Return all of the entries exactly, with nothing added or left out.

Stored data

--- BEGIN ---

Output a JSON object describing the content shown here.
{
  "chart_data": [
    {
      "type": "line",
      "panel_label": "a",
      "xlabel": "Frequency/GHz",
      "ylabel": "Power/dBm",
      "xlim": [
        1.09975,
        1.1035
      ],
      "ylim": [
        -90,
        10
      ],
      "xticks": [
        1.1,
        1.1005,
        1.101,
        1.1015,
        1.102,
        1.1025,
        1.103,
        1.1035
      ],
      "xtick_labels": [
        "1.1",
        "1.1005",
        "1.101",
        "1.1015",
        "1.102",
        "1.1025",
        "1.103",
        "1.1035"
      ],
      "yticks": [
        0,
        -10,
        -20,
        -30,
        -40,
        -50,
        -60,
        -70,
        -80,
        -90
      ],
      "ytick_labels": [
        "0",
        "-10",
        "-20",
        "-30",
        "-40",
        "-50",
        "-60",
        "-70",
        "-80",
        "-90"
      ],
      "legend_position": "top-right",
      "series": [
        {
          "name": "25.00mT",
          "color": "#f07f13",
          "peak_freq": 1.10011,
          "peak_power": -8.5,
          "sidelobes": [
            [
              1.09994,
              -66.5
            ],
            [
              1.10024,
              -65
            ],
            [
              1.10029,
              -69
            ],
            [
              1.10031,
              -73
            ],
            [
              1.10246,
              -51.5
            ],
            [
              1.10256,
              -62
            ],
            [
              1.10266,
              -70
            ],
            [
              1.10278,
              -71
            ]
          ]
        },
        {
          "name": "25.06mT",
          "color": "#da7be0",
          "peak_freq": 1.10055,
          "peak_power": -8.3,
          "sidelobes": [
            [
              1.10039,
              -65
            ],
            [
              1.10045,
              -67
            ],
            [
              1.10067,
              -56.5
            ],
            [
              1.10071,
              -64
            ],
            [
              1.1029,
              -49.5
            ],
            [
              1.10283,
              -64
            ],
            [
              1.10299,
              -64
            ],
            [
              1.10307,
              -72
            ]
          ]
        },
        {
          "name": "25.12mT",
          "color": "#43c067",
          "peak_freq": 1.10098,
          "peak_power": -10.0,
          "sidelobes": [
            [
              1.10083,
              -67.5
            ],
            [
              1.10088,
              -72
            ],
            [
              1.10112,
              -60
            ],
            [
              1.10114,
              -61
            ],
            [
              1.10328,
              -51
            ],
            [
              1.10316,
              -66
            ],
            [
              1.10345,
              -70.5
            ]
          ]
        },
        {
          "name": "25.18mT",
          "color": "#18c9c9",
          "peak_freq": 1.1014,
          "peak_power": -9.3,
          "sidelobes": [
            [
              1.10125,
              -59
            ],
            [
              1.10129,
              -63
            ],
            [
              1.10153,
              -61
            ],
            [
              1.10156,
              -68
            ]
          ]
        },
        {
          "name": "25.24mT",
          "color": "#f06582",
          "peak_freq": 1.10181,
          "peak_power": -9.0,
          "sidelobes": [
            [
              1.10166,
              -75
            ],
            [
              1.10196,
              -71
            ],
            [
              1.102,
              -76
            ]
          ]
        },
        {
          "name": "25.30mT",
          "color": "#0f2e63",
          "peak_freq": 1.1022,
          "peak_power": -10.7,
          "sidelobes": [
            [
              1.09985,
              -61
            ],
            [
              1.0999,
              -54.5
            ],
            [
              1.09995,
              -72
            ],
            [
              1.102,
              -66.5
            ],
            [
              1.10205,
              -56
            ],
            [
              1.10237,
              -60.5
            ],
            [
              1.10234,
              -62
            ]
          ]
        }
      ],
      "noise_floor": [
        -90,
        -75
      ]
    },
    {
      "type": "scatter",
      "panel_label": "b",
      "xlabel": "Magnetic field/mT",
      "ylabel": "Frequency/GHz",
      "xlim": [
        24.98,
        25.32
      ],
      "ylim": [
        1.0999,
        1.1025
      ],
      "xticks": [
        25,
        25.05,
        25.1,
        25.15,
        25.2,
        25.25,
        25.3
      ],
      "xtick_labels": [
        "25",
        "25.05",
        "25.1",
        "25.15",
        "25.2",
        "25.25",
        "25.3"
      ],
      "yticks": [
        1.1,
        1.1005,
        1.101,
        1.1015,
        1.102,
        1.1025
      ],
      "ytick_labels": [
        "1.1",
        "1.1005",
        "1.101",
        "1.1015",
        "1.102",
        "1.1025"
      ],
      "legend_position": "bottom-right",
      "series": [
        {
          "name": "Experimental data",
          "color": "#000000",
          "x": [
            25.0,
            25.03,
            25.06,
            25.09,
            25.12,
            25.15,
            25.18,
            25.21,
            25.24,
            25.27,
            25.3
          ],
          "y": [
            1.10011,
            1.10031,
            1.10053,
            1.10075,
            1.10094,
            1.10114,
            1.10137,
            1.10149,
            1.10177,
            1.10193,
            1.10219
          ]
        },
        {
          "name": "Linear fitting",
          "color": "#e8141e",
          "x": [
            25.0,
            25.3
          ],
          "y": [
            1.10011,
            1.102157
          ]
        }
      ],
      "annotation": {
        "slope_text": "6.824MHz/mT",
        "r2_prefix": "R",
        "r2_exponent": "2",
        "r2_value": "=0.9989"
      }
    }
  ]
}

--- END ---

- Solution for this task -
Output a JSON object describing the content shown here.
{
  "chart_data": [
    {
      "type": "line",
      "panel_label": "a",
      "xlabel": "Frequency/GHz",
      "ylabel": "Power/dBm",
      "xlim": [
        1.09975,
        1.1035
      ],
      "ylim": [
        -90,
        10
      ],
      "xticks": [
        1.1,
        1.1005,
        1.101,
        1.1015,
        1.102,
        1.1025,
        1.103,
        1.1035
      ],
      "xtick_labels": [
        "1.1",
        "1.1005",
        "1.101",
        "1.1015",
        "1.102",
        "1.1025",
        "1.103",
        "1.1035"
      ],
      "yticks": [
        0,
        -10,
        -20,
        -30,
        -40,
        -50,
        -60,
        -70,
        -80,
        -90
      ],
      "ytick_labels": [
        "0",
        "-10",
        "-20",
        "-30",
        "-40",
        "-50",
        "-60",
        "-70",
        "-80",
        "-90"
      ],
      "legend_position": "top-right",
      "series": [
        {
          "name": "25.00mT",
          "color": "#f07f13",
          "peak_freq": 1.10011,
          "peak_power": -8.5,
          "sidelobes": [
            [
              1.09994,
              -66.5
            ],
            [
              1.10024,
              -65
            ],
            [
              1.10029,
              -69
            ],
            [
              1.10031,
              -73
            ],
            [
              1.10246,
              -51.5
            ],
            [
              1.10256,
              -62
            ],
            [
              1.10266,
              -70
            ],
            [
              1.10278,
              -71
            ]
          ]
        },
        {
          "name": "25.06mT",
          "color": "#da7be0",
          "peak_freq": 1.10055,
          "peak_power": -8.3,
          "sidelobes": [
            [
              1.10039,
              -65
            ],
            [
              1.10045,
              -67
            ],
            [
              1.10067,
              -56.5
            ],
            [
              1.10071,
              -64
            ],
            [
              1.1029,
              -49.5
            ],
            [
              1.10283,
              -64
            ],
            [
              1.10299,
              -64
            ],
            [
              1.10307,
              -72
            ]
          ]
        },
        {
          "name": "25.12mT",
          "color": "#43c067",
          "peak_freq": 1.10098,
          "peak_power": -10.0,
          "sidelobes": [
            [
              1.10083,
              -67.5
            ],
            [
              1.10088,
              -72
            ],
            [
              1.10112,
              -60
            ],
            [
              1.10114,
              -61
            ],
            [
              1.10328,
              -51
            ],
            [
              1.10316,
              -66
            ],
            [
              1.10345,
              -70.5
            ]
          ]
        },
        {
          "name": "25.18mT",
          "color": "#18c9c9",
          "peak_freq": 1.1014,
          "peak_power": -9.3,
          "sidelobes": [
            [
              1.10125,
              -59
            ],
            [
              1.10129,
              -63
            ],
            [
              1.10153,
              -61
            ],
            [
              1.10156,
              -68
            ]
          ]
        },
        {
          "name": "25.24mT",
          "color": "#f06582",
          "peak_freq": 1.10181,
          "peak_power": -9.0,
          "sidelobes": [
            [
              1.10166,
              -75
            ],
            [
              1.10196,
              -71
            ],
            [
              1.102,
              -76
            ]
          ]
        },
        {
          "name": "25.30mT",
          "color": "#0f2e63",
          "peak_freq": 1.1022,
          "peak_power": -10.7,
          "sidelobes": [
            [
              1.09985,
              -61
            ],
            [
              1.0999,
              -54.5
            ],
            [
              1.09995,
              -72
            ],
            [
              1.102,
              -66.5
            ],
            [
              1.10205,
              -56
            ],
            [
              1.10237,
              -60.5
            ],
            [
              1.10234,
              -62
            ]
          ]
        }
      ],
      "noise_floor": [
        -90,
        -75
      ]
    },
    {
      "type": "scatter",
      "panel_label": "b",
      "xlabel": "Magnetic field/mT",
      "ylabel": "Frequency/GHz",
      "xlim": [
        24.98,
        25.32
      ],
      "ylim": [
        1.0999,
        1.1025
      ],
      "xticks": [
        25,
        25.05,
        25.1,
        25.15,
        25.2,
        25.25,
        25.3
      ],
      "xtick_labels": [
        "25",
        "25.05",
        "25.1",
        "25.15",
        "25.2",
        "25.25",
        "25.3"
      ],
      "yticks": [
        1.1,
        1.1005,
        1.101,
        1.1015,
        1.102,
        1.1025
      ],
      "ytick_labels": [
        "1.1",
        "1.1005",
        "1.101",
        "1.1015",
        "1.102",
        "1.1025"
      ],
      "legend_position": "bottom-right",
      "series": [
        {
          "name": "Experimental data",
          "color": "#000000",
          "x": [
            25.0,
            25.03,
            25.06,
            25.09,
            25.12,
            25.15,
            25.18,
            25.21,
            25.24,
            25.27,
            25.3
          ],
          "y": [
            1.10011,
            1.10031,
            1.10053,
            1.10075,
            1.10094,
            1.10114,
            1.10137,
            1.10149,
            1.10177,
            1.10193,
            1.10219
          ]
        },
        {
          "name": "Linear fitting",
          "color": "#e8141e",
          "x": [
            25.0,
            25.3
          ],
          "y": [
            1.10011,
            1.102157
          ]
        }
      ],
      "annotation": {
        "slope_text": "6.824MHz/mT",
        "r2_prefix": "R",
        "r2_exponent": "2",
        "r2_value": "=0.9989"
      }
    }
  ]
}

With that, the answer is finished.